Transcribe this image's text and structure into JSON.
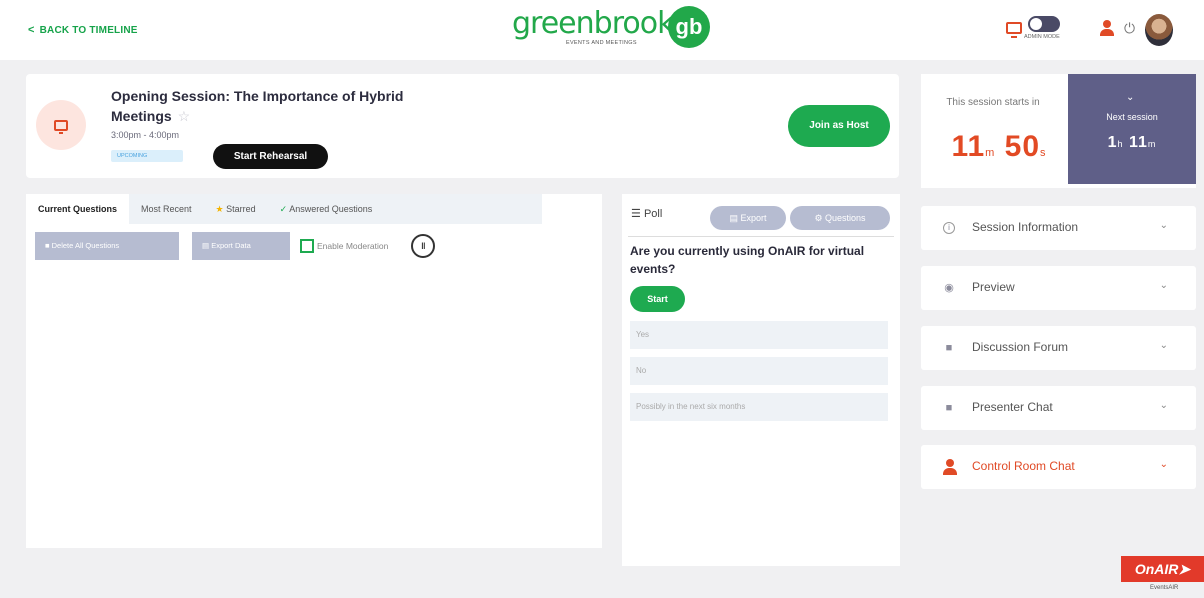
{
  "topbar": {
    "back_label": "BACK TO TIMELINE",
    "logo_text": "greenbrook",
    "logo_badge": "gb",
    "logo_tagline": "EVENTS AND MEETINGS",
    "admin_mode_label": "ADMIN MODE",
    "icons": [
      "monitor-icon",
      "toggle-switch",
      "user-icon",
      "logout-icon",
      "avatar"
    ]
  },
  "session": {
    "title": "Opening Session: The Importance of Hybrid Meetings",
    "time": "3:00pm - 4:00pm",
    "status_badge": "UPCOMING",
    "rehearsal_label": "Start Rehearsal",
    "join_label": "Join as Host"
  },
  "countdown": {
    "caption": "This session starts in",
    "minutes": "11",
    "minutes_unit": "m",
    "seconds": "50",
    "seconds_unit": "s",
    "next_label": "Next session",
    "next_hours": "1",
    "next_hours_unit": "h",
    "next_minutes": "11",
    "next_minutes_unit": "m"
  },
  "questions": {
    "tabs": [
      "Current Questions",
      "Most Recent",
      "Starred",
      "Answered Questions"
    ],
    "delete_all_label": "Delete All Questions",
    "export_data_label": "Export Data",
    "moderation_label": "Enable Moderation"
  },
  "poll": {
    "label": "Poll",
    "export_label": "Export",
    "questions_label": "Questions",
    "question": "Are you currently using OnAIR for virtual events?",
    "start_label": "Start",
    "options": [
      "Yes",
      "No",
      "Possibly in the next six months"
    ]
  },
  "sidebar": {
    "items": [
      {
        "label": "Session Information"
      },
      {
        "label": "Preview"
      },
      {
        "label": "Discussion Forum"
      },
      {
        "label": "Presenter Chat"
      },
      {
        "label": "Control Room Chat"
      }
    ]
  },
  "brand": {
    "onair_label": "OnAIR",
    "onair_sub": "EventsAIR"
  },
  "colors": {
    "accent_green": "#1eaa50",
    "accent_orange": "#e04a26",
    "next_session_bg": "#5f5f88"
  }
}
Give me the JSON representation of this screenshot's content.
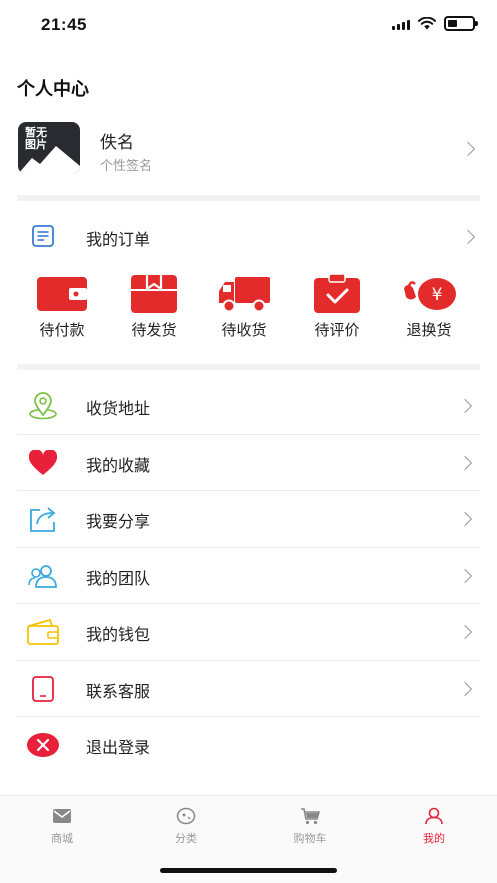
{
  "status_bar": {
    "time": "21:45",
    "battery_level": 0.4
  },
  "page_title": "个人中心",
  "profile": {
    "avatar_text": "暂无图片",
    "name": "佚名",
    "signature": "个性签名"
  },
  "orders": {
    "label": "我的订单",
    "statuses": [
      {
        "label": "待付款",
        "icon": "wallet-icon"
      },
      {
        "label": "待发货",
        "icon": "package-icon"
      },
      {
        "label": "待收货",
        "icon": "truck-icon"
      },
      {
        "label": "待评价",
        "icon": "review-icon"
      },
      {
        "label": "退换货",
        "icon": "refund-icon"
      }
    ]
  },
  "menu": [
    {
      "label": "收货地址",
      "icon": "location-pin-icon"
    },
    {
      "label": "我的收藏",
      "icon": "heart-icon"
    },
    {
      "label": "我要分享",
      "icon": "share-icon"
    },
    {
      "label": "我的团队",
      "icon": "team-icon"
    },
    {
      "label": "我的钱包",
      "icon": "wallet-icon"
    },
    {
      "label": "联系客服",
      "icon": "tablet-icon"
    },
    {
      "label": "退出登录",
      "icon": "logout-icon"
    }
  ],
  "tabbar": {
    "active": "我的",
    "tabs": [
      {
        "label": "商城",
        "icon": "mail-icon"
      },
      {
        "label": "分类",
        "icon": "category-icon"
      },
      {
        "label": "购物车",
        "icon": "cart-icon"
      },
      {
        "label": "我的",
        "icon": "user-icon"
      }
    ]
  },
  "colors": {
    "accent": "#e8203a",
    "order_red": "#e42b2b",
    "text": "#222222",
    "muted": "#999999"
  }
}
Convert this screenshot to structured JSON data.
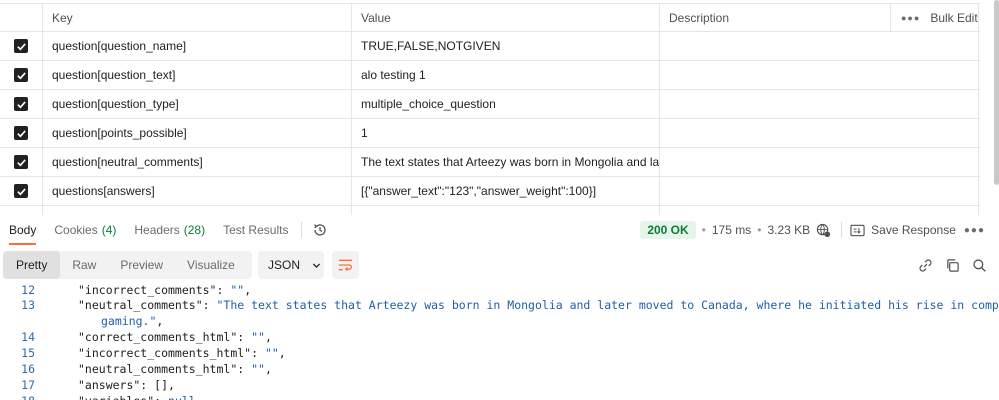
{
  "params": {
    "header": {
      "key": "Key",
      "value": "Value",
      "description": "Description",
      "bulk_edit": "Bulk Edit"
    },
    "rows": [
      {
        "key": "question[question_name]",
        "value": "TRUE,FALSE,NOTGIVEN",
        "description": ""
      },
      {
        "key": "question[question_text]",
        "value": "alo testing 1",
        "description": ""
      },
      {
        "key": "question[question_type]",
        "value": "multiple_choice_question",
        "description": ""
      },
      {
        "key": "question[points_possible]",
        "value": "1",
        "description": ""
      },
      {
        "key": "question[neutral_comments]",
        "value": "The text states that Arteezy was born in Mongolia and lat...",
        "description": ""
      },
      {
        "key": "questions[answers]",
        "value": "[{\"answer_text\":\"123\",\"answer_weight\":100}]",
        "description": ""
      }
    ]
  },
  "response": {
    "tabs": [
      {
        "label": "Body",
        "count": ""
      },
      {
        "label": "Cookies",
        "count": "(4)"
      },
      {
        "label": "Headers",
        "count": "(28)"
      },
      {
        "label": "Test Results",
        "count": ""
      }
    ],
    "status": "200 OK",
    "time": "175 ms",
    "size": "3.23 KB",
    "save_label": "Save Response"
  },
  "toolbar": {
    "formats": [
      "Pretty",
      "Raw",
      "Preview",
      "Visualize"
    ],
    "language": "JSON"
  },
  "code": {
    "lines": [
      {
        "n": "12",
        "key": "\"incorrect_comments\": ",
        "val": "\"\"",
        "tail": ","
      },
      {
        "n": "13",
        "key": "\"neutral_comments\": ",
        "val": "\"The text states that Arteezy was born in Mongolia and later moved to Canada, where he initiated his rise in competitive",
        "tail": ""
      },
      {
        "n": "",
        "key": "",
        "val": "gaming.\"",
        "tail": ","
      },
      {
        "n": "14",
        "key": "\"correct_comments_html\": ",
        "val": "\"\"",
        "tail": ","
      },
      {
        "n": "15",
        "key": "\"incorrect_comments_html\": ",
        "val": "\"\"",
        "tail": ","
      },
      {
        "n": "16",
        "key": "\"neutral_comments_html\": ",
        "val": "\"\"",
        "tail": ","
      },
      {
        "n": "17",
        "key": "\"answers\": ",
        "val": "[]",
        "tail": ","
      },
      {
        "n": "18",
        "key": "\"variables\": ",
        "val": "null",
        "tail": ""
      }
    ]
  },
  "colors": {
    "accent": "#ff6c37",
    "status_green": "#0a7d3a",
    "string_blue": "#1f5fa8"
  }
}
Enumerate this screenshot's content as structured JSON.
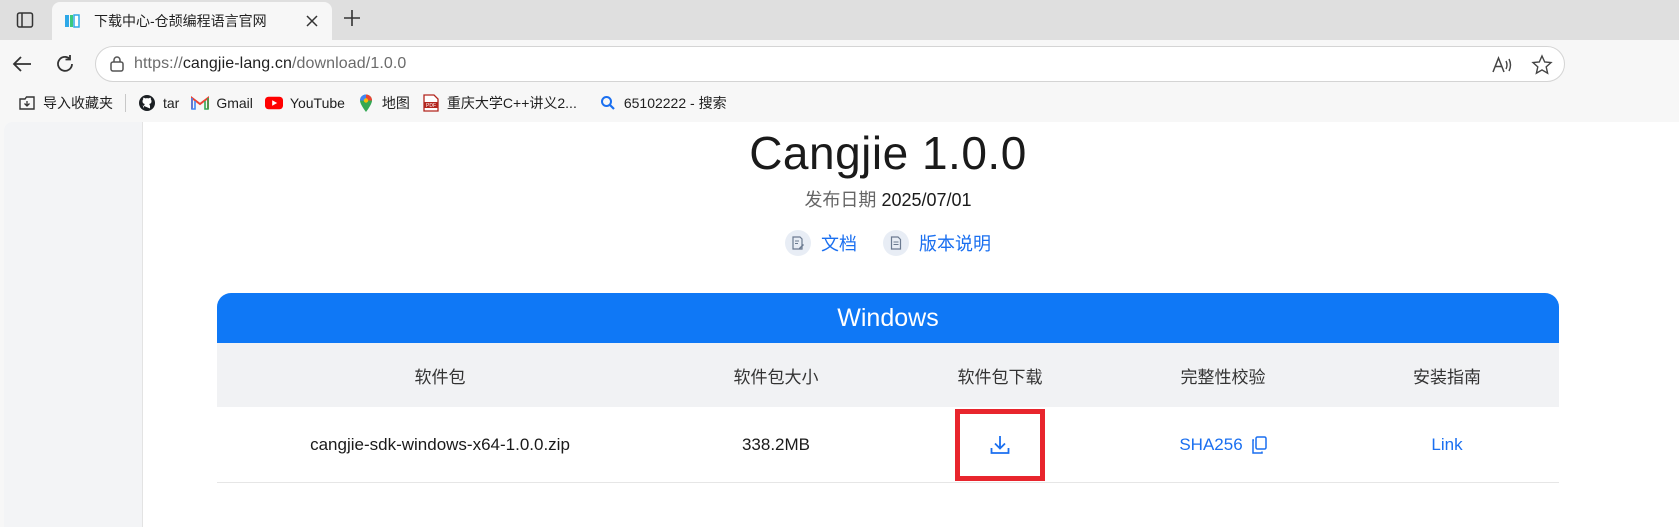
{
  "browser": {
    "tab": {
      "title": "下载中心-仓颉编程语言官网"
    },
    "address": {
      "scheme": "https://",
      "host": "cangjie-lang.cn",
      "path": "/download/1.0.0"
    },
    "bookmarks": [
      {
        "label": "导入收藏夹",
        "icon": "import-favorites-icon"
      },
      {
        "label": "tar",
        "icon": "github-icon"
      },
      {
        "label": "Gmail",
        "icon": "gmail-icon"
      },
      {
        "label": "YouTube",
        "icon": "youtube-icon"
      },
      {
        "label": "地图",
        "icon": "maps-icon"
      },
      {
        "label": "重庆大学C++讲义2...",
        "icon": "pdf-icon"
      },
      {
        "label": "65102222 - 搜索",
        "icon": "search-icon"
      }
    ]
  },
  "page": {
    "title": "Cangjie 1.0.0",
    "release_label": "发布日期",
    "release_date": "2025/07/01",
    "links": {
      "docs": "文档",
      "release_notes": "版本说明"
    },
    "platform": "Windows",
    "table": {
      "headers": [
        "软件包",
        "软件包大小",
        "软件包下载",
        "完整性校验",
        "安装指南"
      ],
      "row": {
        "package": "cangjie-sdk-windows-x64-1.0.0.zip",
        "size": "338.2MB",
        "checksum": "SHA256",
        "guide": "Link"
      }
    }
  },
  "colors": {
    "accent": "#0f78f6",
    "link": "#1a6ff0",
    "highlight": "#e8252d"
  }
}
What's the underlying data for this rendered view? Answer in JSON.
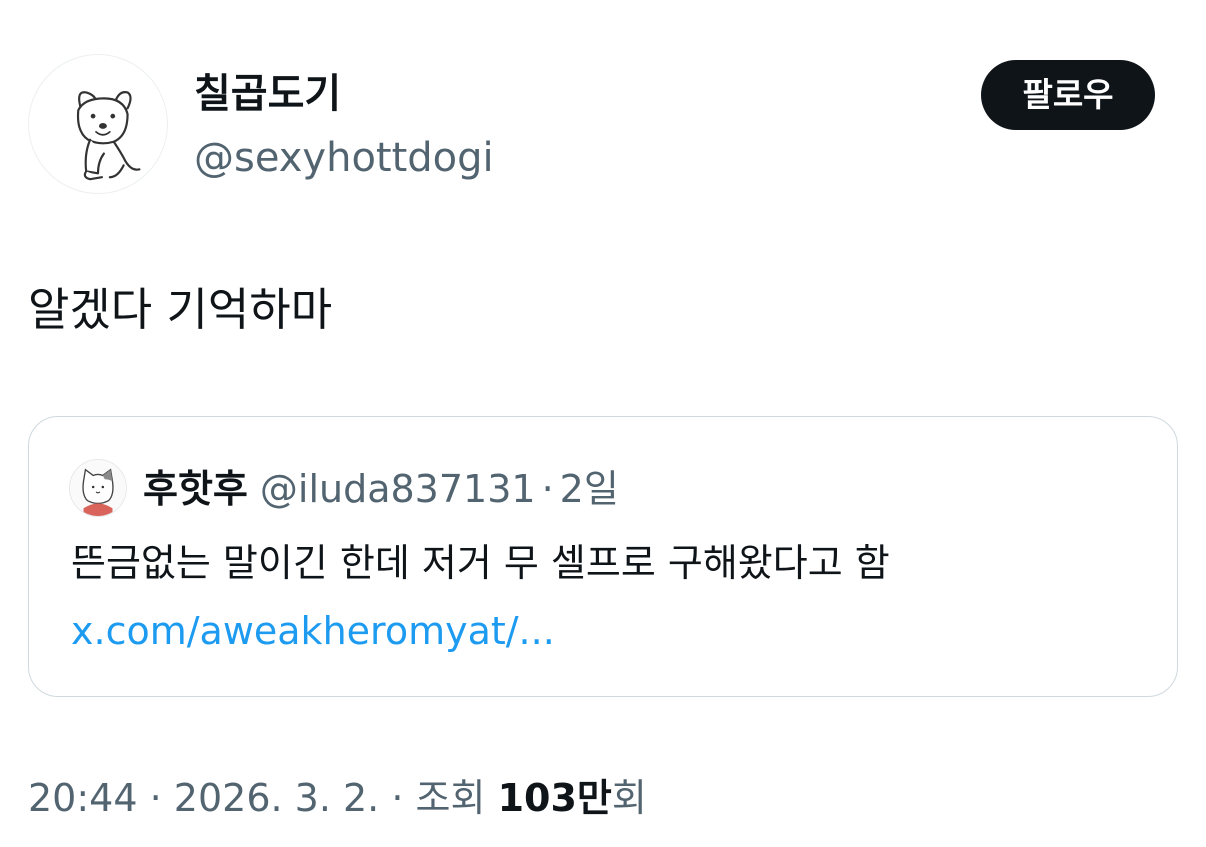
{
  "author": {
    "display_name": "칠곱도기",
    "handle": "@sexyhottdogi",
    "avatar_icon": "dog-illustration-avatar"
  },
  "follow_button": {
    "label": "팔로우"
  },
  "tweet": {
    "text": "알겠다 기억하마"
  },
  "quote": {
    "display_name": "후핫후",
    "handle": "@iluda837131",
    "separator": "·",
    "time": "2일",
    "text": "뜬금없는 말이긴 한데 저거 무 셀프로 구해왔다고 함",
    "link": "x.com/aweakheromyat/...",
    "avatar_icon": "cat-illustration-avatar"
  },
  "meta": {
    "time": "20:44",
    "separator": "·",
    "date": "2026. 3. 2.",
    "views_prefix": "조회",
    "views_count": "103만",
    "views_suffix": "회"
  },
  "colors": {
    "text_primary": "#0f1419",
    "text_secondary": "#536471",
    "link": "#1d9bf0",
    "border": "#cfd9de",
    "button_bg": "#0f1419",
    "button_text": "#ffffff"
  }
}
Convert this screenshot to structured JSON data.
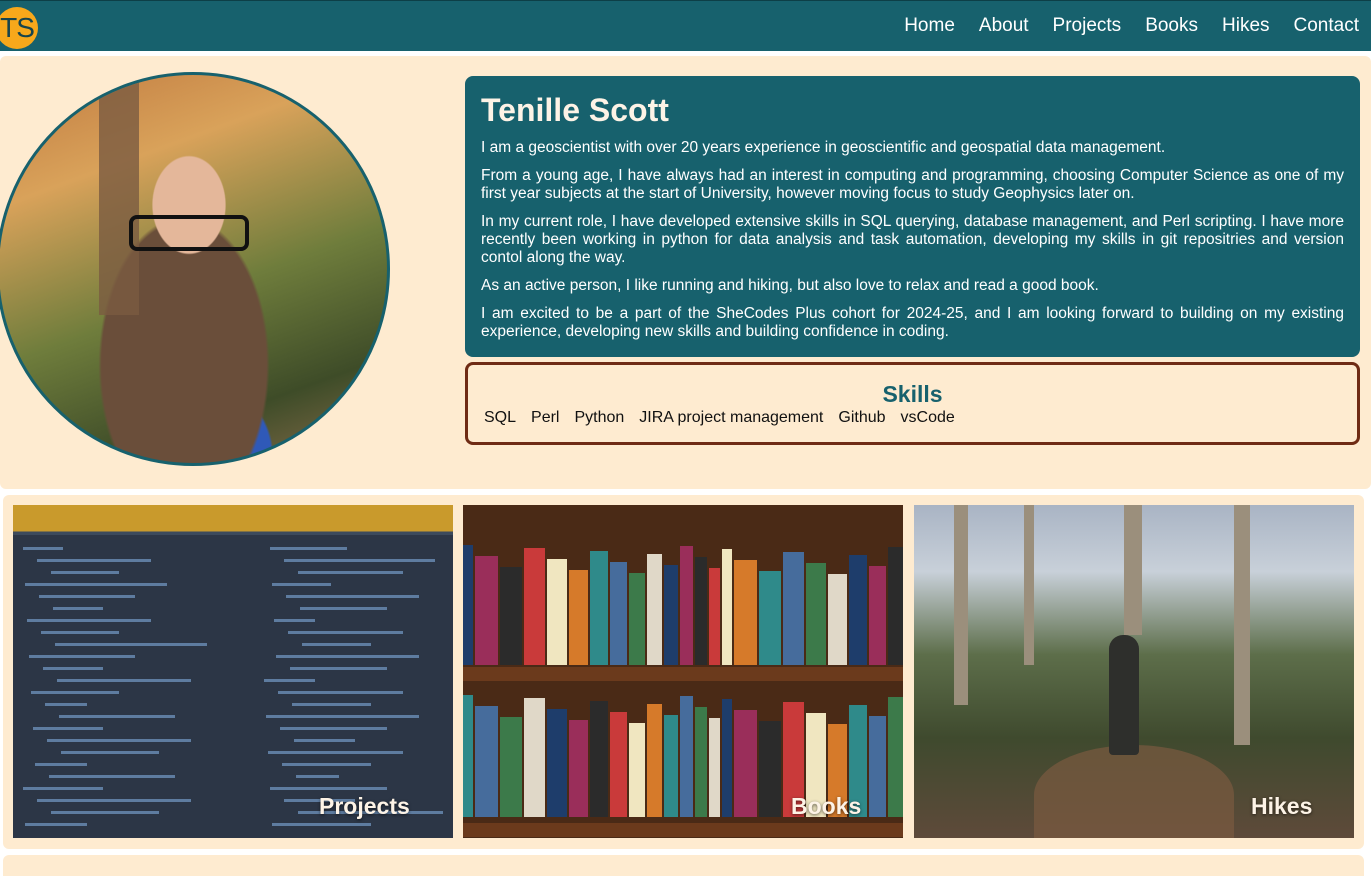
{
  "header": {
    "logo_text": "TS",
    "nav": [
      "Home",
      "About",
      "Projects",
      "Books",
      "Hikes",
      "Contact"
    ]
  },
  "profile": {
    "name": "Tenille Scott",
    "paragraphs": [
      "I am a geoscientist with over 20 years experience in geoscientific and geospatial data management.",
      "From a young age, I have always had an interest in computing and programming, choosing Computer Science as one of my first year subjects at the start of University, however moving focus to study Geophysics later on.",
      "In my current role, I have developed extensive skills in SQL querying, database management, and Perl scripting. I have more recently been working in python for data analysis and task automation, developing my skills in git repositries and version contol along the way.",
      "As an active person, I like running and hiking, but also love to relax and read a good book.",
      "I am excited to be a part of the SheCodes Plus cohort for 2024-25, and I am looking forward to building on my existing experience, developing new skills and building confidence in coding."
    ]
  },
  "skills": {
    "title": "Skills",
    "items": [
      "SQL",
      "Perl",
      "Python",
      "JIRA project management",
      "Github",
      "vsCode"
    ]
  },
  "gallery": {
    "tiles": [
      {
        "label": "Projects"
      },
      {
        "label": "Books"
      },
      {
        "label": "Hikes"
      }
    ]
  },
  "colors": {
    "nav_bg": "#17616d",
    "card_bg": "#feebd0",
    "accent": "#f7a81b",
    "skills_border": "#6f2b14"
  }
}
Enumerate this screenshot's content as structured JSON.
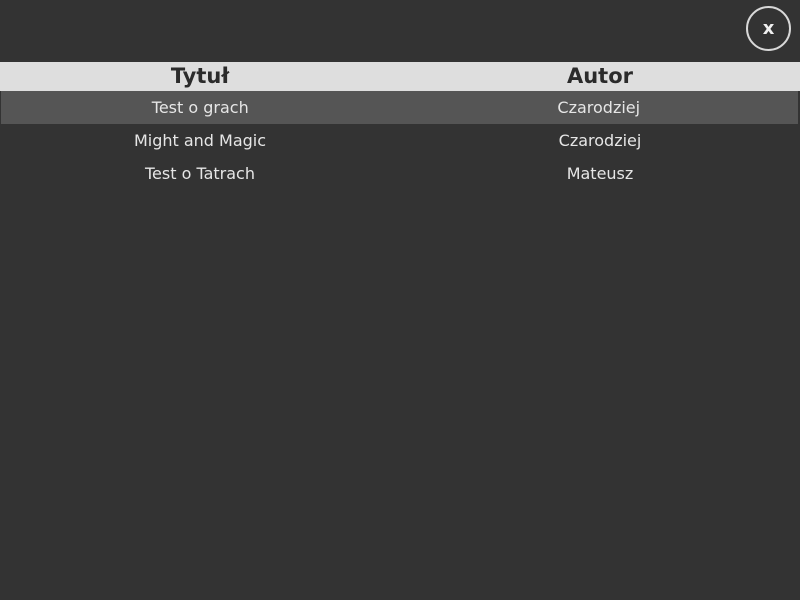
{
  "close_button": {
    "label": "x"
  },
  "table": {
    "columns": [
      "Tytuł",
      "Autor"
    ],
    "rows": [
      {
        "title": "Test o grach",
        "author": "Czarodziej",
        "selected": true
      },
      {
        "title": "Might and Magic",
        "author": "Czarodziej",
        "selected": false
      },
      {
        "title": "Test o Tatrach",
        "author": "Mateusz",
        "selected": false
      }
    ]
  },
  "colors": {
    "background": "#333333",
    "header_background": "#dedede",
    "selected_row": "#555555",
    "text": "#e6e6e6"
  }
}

▶ [Instruction]
Filter out every line that lacks the word "later", and copy the rest.

▶ [Exercise solution]
        "val": "\"The text states that Arteezy was born in Mongolia and later moved to Canada, where he initiated his rise in competitive",
      "From a young age, I have always had an interest in computing and programming, choosing Computer Science as one of my first year subjects at the start of University, however moving focus to study Geophysics later on.",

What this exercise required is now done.